TEXT UNDER STUDY:
*** Begin section ***

In order to achieve symptom resolution and prevent irAE recurrence, an appropriate corticosteroid treatment course with a carefully planned tapering strategy is crucial.¹¹ However, immune-related cystitis is not well documented, and definitive recommendations regarding the initial corticosteroid dose and subsequent tapering strategies are lacking. In our case, the initial prednisone dose was 40 mg per day, which was tapered over 4 weeks. During the tapering process, symptoms recurred. As previously reported,¹⁵ rapid steroid tapering may cause recurrence of immune-related cystitis. Following temporary intravenous methylprednisolone administration, the prednisone dose was tapered over 10 weeks. However, symptoms recurred 1 week after Prednisone discontinuation, suggesting possible steroid dependence. Therefore, the prednisone dose was increased to 30 mg per day and then tapered by 5 mg every 2 weeks to a maintenance dose of 15 mg per day, with no subsequent recurrence of immune-related cystitis. One case of steroid-resistant immune-related cystitis was successfully managed with Infliximab,²² suggesting that Infliximab may be a therapeutic option for steroid-dependent immune-related cystitis.

With close monitoring for irAE recurrence, immunotherapy rechallenge may be considered once a grade 2 irAE has resolved to grade 1 or below.¹¹ The patient experienced two distinct irAEs, and the immune-related cystitis exhibited potential steroid dependence. Although initiating corticosteroid therapy after irAE onset does not appear to diminish ICI efficacy,¹¹ immunotherapy should not be resumed unless the corticosteroid dose is reduced to ⩽10 mg prednisone equivalent per day.²³ In our case, immunotherapy rechallenge was not pursued.

*** End section ***

RAW DATA:
*** Begin section ***

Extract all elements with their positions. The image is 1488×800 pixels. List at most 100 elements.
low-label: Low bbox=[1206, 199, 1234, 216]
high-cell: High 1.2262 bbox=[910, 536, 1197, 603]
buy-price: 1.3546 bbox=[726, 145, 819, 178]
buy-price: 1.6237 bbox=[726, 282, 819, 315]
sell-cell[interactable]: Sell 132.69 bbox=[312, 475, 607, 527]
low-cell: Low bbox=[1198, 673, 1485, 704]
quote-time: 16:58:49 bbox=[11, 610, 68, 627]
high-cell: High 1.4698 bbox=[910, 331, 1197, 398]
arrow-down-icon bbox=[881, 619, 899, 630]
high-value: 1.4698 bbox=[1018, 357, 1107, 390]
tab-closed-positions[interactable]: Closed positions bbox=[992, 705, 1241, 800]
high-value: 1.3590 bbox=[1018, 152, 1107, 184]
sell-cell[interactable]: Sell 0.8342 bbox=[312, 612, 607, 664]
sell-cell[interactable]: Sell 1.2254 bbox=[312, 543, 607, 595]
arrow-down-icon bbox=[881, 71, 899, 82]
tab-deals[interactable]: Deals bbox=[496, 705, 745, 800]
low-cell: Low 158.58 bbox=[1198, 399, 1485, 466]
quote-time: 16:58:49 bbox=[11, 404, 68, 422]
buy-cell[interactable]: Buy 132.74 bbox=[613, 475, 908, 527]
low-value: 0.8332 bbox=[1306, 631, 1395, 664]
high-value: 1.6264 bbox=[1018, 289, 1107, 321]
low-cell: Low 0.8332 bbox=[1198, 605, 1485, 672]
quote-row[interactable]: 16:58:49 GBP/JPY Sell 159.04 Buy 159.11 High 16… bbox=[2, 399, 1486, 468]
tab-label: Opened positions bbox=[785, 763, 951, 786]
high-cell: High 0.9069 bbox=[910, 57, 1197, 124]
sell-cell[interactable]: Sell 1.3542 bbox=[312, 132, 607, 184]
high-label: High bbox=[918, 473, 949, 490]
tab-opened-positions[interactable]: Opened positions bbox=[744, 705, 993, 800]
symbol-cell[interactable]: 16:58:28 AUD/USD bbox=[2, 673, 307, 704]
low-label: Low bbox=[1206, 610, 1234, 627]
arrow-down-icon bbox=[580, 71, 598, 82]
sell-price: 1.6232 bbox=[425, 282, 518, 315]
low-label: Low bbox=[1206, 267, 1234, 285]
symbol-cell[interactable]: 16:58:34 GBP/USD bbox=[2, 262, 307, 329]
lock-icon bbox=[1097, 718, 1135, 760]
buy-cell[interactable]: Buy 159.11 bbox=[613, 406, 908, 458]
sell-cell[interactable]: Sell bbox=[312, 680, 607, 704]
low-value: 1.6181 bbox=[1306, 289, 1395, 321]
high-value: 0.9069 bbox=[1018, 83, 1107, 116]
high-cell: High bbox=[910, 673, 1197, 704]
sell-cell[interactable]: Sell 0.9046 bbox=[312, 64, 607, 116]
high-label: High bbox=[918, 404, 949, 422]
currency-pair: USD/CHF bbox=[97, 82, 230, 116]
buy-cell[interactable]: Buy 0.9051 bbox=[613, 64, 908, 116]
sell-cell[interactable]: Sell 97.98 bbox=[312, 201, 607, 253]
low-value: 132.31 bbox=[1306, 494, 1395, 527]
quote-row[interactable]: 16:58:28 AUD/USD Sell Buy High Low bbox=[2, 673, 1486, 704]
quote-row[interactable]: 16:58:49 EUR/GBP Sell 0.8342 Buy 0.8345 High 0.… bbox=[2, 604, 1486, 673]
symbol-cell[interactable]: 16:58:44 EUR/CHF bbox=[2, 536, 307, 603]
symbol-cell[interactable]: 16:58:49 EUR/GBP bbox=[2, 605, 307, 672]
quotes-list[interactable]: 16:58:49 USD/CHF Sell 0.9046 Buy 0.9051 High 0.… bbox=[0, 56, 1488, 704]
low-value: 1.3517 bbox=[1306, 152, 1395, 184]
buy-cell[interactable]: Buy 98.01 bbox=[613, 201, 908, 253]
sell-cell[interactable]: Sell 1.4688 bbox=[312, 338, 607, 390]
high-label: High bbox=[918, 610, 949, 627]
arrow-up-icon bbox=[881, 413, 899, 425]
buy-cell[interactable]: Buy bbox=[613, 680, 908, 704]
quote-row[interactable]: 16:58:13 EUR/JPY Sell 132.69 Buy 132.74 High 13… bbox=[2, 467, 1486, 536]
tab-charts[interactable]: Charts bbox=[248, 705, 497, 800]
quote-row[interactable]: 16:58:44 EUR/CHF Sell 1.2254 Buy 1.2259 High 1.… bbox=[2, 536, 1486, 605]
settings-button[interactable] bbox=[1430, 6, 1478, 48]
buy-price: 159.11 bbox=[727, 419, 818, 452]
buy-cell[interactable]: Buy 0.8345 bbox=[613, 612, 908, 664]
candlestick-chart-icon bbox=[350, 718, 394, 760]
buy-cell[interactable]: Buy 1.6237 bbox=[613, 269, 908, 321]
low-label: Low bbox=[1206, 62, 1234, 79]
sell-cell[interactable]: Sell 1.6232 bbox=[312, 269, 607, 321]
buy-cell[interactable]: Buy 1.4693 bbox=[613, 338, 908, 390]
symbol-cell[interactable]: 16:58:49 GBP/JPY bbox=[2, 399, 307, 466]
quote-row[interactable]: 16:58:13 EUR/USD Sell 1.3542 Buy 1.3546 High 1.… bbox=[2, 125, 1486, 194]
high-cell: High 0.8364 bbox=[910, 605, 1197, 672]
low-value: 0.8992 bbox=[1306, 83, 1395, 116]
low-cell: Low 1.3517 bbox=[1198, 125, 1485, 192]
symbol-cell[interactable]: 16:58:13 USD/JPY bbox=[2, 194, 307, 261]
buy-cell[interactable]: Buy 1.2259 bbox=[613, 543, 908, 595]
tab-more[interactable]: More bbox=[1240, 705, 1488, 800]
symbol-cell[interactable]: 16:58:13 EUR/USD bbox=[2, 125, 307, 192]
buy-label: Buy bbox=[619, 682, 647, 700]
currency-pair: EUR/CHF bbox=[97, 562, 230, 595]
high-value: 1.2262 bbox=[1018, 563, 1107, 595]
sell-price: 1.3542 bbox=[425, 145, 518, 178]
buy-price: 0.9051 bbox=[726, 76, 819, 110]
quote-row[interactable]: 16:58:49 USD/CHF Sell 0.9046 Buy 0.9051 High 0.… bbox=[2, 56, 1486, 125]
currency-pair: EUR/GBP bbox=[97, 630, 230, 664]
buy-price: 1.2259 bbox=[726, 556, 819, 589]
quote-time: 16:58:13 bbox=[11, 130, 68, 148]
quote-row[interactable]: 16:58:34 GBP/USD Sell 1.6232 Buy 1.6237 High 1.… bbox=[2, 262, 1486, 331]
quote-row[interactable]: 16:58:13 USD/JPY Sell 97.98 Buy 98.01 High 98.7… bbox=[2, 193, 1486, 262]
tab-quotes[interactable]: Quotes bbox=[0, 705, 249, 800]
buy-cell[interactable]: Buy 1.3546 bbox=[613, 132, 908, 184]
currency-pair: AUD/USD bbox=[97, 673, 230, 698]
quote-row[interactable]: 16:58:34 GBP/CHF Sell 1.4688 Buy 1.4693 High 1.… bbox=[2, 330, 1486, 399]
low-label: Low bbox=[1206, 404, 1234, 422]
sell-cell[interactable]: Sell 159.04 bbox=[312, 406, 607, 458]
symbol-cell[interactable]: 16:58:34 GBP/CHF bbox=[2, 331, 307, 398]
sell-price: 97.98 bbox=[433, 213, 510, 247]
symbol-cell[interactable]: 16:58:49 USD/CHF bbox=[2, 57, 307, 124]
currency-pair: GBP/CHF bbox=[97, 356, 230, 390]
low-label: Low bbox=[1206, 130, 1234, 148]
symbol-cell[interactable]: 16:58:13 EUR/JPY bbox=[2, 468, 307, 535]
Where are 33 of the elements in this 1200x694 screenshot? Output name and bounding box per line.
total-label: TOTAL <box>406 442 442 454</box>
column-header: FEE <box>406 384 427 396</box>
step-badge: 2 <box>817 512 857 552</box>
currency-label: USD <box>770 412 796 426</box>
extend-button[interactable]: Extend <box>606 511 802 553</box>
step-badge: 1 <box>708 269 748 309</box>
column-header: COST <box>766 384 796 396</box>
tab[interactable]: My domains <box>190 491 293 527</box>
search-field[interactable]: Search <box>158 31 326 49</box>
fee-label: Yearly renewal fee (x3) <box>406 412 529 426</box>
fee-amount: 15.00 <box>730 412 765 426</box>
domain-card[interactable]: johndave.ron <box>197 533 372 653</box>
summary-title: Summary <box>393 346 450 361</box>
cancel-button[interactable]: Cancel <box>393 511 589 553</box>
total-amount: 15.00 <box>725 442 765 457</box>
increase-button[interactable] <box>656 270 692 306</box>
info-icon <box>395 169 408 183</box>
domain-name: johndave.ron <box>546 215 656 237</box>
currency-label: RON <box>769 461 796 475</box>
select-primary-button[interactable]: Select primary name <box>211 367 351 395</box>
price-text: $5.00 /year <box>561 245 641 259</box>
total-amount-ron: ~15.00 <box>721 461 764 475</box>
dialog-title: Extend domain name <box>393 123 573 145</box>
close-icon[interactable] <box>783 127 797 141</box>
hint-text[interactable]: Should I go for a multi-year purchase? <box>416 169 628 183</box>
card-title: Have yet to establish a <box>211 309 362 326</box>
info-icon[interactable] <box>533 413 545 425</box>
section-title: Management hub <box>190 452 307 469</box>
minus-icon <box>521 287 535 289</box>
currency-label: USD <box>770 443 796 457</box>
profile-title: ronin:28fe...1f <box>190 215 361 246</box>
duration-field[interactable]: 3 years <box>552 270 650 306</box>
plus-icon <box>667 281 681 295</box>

*** End section ***

WORK ORDER:
Write out the entire passage on immune-related cystitis word for word. The records are separate material and have nothing to do with the passage on immune-related cystitis.

SOLUTION TO THE PROBLEM:
In order to achieve symptom resolution and prevent irAE recurrence, an appropriate corticosteroid treatment course with a carefully planned tapering strategy is crucial.¹¹ However, immune-related cystitis is not well documented, and definitive recommendations regarding the initial corticosteroid dose and subsequent tapering strategies are lacking. In our case, the initial prednisone dose was 40 mg per day, which was tapered over 4 weeks. During the tapering process, symptoms recurred. As previously reported,¹⁵ rapid steroid tapering may cause recurrence of immune-related cystitis. Following temporary intravenous methylprednisolone administration, the prednisone dose was tapered over 10 weeks. However, symptoms recurred 1 week after Prednisone discontinuation, suggesting possible steroid dependence. Therefore, the prednisone dose was increased to 30 mg per day and then tapered by 5 mg every 2 weeks to a maintenance dose of 15 mg per day, with no subsequent recurrence of immune-related cystitis. One case of steroid-resistant immune-related cystitis was successfully managed with Infliximab,²² suggesting that Infliximab may be a therapeutic option for steroid-dependent immune-related cystitis.

With close monitoring for irAE recurrence, immunotherapy rechallenge may be considered once a grade 2 irAE has resolved to grade 1 or below.¹¹ The patient experienced two distinct irAEs, and the immune-related cystitis exhibited potential steroid dependence. Although initiating corticosteroid therapy after irAE onset does not appear to diminish ICI efficacy,¹¹ immunotherapy should not be resumed unless the corticosteroid dose is reduced to ⩽10 mg prednisone equivalent per day.²³ In our case, immunotherapy rechallenge was not pursued.